(Data list)
>>

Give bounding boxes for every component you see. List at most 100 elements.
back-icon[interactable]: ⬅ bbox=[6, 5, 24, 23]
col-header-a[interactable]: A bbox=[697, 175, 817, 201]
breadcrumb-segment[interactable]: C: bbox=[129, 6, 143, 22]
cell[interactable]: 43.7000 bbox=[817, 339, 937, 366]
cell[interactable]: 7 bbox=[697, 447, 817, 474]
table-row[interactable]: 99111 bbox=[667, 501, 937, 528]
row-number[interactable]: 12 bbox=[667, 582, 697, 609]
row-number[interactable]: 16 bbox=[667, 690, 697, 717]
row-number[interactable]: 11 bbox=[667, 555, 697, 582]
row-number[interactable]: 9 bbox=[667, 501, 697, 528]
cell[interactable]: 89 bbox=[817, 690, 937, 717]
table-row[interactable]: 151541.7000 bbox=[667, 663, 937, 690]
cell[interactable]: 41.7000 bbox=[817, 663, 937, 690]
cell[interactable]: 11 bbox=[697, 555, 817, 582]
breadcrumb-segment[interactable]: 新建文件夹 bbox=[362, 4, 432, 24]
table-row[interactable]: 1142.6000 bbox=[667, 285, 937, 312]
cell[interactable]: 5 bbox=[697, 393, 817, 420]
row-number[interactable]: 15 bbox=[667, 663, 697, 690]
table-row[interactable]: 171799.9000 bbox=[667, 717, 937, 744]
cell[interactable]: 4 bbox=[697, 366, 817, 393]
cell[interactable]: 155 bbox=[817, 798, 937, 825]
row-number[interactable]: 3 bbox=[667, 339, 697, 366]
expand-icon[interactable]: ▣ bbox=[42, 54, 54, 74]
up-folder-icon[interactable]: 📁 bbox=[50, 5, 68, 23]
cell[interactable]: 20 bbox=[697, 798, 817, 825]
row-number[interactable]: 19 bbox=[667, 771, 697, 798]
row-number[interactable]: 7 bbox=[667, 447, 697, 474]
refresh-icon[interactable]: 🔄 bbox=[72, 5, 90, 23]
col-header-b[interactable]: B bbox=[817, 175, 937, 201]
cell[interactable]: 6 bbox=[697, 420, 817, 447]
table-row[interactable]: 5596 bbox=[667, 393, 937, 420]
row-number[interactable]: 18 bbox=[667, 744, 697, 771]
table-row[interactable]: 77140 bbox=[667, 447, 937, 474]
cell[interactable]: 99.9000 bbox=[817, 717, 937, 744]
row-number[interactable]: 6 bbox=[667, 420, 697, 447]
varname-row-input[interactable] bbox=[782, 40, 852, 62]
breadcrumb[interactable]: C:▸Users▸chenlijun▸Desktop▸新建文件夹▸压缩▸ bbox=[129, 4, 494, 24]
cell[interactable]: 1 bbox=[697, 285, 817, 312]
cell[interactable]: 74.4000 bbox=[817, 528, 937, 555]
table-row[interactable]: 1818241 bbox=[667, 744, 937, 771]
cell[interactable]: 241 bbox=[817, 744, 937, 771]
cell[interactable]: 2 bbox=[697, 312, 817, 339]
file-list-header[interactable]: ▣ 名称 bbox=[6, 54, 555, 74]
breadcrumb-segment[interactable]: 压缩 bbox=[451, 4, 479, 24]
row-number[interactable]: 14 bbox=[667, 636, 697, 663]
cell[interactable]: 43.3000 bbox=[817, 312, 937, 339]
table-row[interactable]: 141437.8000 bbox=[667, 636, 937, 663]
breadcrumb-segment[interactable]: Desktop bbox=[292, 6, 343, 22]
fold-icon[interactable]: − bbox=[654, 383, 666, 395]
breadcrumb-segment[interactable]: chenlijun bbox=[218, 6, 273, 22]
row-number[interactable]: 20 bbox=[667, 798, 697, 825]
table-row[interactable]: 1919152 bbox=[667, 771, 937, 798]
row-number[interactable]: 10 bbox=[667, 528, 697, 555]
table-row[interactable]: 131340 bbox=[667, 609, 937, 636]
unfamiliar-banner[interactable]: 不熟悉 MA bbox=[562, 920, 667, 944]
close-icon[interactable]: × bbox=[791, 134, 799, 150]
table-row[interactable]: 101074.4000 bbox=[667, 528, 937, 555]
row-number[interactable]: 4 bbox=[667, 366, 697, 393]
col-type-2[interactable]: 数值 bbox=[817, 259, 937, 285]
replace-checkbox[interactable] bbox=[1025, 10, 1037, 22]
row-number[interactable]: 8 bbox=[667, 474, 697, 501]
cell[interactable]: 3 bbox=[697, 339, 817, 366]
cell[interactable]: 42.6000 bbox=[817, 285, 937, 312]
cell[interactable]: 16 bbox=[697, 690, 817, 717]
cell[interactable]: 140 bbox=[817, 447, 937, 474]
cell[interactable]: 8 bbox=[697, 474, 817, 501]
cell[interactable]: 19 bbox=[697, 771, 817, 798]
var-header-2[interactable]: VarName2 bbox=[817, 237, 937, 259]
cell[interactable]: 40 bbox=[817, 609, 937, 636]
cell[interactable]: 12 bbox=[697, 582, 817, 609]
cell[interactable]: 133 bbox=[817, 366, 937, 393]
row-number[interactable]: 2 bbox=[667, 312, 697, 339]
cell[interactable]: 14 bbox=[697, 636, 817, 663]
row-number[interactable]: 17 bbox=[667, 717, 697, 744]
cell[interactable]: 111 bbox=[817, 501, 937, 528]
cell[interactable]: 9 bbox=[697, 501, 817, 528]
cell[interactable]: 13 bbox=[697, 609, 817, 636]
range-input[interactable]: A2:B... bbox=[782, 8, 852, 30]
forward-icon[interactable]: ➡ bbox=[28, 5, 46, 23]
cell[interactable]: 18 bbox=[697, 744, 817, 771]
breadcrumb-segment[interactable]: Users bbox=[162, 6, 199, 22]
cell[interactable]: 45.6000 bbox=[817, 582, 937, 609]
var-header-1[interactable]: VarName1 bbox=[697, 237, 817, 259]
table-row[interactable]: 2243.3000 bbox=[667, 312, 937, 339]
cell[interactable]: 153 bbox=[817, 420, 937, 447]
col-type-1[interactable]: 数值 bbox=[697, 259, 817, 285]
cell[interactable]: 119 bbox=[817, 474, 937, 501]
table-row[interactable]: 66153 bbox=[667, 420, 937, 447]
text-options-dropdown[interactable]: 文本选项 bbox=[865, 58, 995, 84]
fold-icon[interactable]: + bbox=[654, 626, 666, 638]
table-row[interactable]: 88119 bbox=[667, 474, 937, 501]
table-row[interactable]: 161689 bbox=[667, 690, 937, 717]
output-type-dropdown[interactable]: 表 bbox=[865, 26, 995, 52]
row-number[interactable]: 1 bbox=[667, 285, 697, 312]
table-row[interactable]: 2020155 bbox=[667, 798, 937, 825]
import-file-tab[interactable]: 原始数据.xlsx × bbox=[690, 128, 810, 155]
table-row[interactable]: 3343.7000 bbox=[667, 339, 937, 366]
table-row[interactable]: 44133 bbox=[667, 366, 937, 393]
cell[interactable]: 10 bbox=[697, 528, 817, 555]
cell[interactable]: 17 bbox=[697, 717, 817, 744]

<<

### [Set exercise]
Please quote every line of the records above verbatim, without changing anything.

### [Answer]
Give bounding boxes for every component you see. List at most 100 elements.
back-icon[interactable]: ⬅ bbox=[6, 5, 24, 23]
col-header-a[interactable]: A bbox=[697, 175, 817, 201]
breadcrumb-segment[interactable]: C: bbox=[129, 6, 143, 22]
cell[interactable]: 43.7000 bbox=[817, 339, 937, 366]
cell[interactable]: 7 bbox=[697, 447, 817, 474]
table-row[interactable]: 99111 bbox=[667, 501, 937, 528]
row-number[interactable]: 12 bbox=[667, 582, 697, 609]
row-number[interactable]: 16 bbox=[667, 690, 697, 717]
row-number[interactable]: 11 bbox=[667, 555, 697, 582]
row-number[interactable]: 9 bbox=[667, 501, 697, 528]
cell[interactable]: 89 bbox=[817, 690, 937, 717]
table-row[interactable]: 151541.7000 bbox=[667, 663, 937, 690]
cell[interactable]: 41.7000 bbox=[817, 663, 937, 690]
cell[interactable]: 11 bbox=[697, 555, 817, 582]
breadcrumb-segment[interactable]: 新建文件夹 bbox=[362, 4, 432, 24]
table-row[interactable]: 1142.6000 bbox=[667, 285, 937, 312]
cell[interactable]: 5 bbox=[697, 393, 817, 420]
row-number[interactable]: 15 bbox=[667, 663, 697, 690]
table-row[interactable]: 171799.9000 bbox=[667, 717, 937, 744]
cell[interactable]: 4 bbox=[697, 366, 817, 393]
cell[interactable]: 155 bbox=[817, 798, 937, 825]
row-number[interactable]: 3 bbox=[667, 339, 697, 366]
expand-icon[interactable]: ▣ bbox=[42, 54, 54, 74]
up-folder-icon[interactable]: 📁 bbox=[50, 5, 68, 23]
cell[interactable]: 20 bbox=[697, 798, 817, 825]
row-number[interactable]: 19 bbox=[667, 771, 697, 798]
row-number[interactable]: 7 bbox=[667, 447, 697, 474]
refresh-icon[interactable]: 🔄 bbox=[72, 5, 90, 23]
col-header-b[interactable]: B bbox=[817, 175, 937, 201]
cell[interactable]: 6 bbox=[697, 420, 817, 447]
table-row[interactable]: 5596 bbox=[667, 393, 937, 420]
row-number[interactable]: 18 bbox=[667, 744, 697, 771]
table-row[interactable]: 77140 bbox=[667, 447, 937, 474]
cell[interactable]: 99.9000 bbox=[817, 717, 937, 744]
row-number[interactable]: 6 bbox=[667, 420, 697, 447]
varname-row-input[interactable] bbox=[782, 40, 852, 62]
breadcrumb[interactable]: C:▸Users▸chenlijun▸Desktop▸新建文件夹▸压缩▸ bbox=[129, 4, 494, 24]
cell[interactable]: 1 bbox=[697, 285, 817, 312]
cell[interactable]: 74.4000 bbox=[817, 528, 937, 555]
table-row[interactable]: 1818241 bbox=[667, 744, 937, 771]
cell[interactable]: 241 bbox=[817, 744, 937, 771]
cell[interactable]: 2 bbox=[697, 312, 817, 339]
file-list-header[interactable]: ▣ 名称 bbox=[6, 54, 555, 74]
breadcrumb-segment[interactable]: 压缩 bbox=[451, 4, 479, 24]
row-number[interactable]: 14 bbox=[667, 636, 697, 663]
cell[interactable]: 43.3000 bbox=[817, 312, 937, 339]
table-row[interactable]: 141437.8000 bbox=[667, 636, 937, 663]
breadcrumb-segment[interactable]: Desktop bbox=[292, 6, 343, 22]
fold-icon[interactable]: − bbox=[654, 383, 666, 395]
breadcrumb-segment[interactable]: chenlijun bbox=[218, 6, 273, 22]
row-number[interactable]: 20 bbox=[667, 798, 697, 825]
table-row[interactable]: 1919152 bbox=[667, 771, 937, 798]
row-number[interactable]: 10 bbox=[667, 528, 697, 555]
table-row[interactable]: 131340 bbox=[667, 609, 937, 636]
unfamiliar-banner[interactable]: 不熟悉 MA bbox=[562, 920, 667, 944]
close-icon[interactable]: × bbox=[791, 134, 799, 150]
table-row[interactable]: 101074.4000 bbox=[667, 528, 937, 555]
row-number[interactable]: 4 bbox=[667, 366, 697, 393]
col-type-2[interactable]: 数值 bbox=[817, 259, 937, 285]
replace-checkbox[interactable] bbox=[1025, 10, 1037, 22]
row-number[interactable]: 8 bbox=[667, 474, 697, 501]
cell[interactable]: 3 bbox=[697, 339, 817, 366]
cell[interactable]: 42.6000 bbox=[817, 285, 937, 312]
cell[interactable]: 16 bbox=[697, 690, 817, 717]
cell[interactable]: 140 bbox=[817, 447, 937, 474]
cell[interactable]: 8 bbox=[697, 474, 817, 501]
cell[interactable]: 19 bbox=[697, 771, 817, 798]
var-header-2[interactable]: VarName2 bbox=[817, 237, 937, 259]
cell[interactable]: 40 bbox=[817, 609, 937, 636]
cell[interactable]: 12 bbox=[697, 582, 817, 609]
cell[interactable]: 133 bbox=[817, 366, 937, 393]
row-number[interactable]: 2 bbox=[667, 312, 697, 339]
cell[interactable]: 14 bbox=[697, 636, 817, 663]
row-number[interactable]: 17 bbox=[667, 717, 697, 744]
cell[interactable]: 111 bbox=[817, 501, 937, 528]
cell[interactable]: 9 bbox=[697, 501, 817, 528]
cell[interactable]: 13 bbox=[697, 609, 817, 636]
range-input[interactable]: A2:B... bbox=[782, 8, 852, 30]
forward-icon[interactable]: ➡ bbox=[28, 5, 46, 23]
cell[interactable]: 18 bbox=[697, 744, 817, 771]
breadcrumb-segment[interactable]: Users bbox=[162, 6, 199, 22]
cell[interactable]: 45.6000 bbox=[817, 582, 937, 609]
var-header-1[interactable]: VarName1 bbox=[697, 237, 817, 259]
table-row[interactable]: 2243.3000 bbox=[667, 312, 937, 339]
cell[interactable]: 153 bbox=[817, 420, 937, 447]
col-type-1[interactable]: 数值 bbox=[697, 259, 817, 285]
cell[interactable]: 119 bbox=[817, 474, 937, 501]
table-row[interactable]: 66153 bbox=[667, 420, 937, 447]
text-options-dropdown[interactable]: 文本选项 bbox=[865, 58, 995, 84]
fold-icon[interactable]: + bbox=[654, 626, 666, 638]
table-row[interactable]: 88119 bbox=[667, 474, 937, 501]
table-row[interactable]: 161689 bbox=[667, 690, 937, 717]
output-type-dropdown[interactable]: 表 bbox=[865, 26, 995, 52]
row-number[interactable]: 1 bbox=[667, 285, 697, 312]
table-row[interactable]: 2020155 bbox=[667, 798, 937, 825]
import-file-tab[interactable]: 原始数据.xlsx × bbox=[690, 128, 810, 155]
table-row[interactable]: 3343.7000 bbox=[667, 339, 937, 366]
table-row[interactable]: 44133 bbox=[667, 366, 937, 393]
cell[interactable]: 10 bbox=[697, 528, 817, 555]
cell[interactable]: 17 bbox=[697, 717, 817, 744]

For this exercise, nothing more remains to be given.